Required task: Each line containing the word "does" needs to be copied.

A block of data:
■ ■ ■ ■ ■

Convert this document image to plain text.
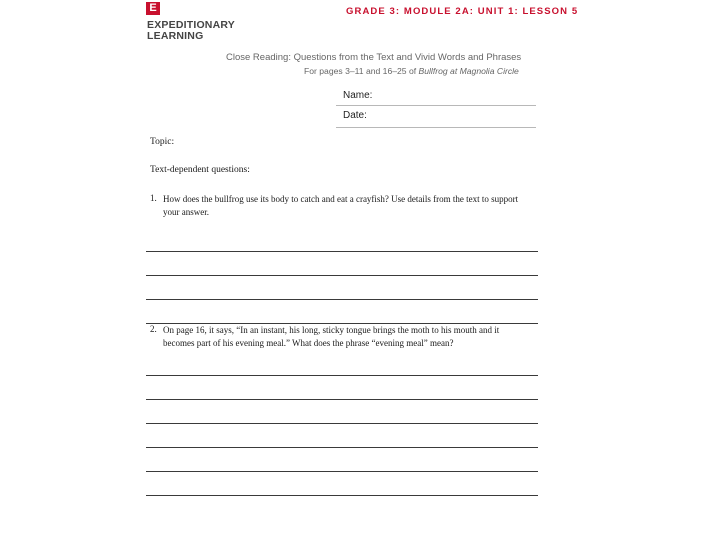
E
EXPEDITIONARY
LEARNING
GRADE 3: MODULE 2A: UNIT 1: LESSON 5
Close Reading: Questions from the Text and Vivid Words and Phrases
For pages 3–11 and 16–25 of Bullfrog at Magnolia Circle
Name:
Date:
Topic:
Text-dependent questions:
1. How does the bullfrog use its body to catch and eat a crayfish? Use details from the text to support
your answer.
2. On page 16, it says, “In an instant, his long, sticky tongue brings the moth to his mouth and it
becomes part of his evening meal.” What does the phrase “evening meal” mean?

■ ■ ■ ■ ■

Right answer:
1. How does the bullfrog use its body to catch and eat a crayfish? Use details from the text to support
becomes part of his evening meal.” What does the phrase “evening meal” mean?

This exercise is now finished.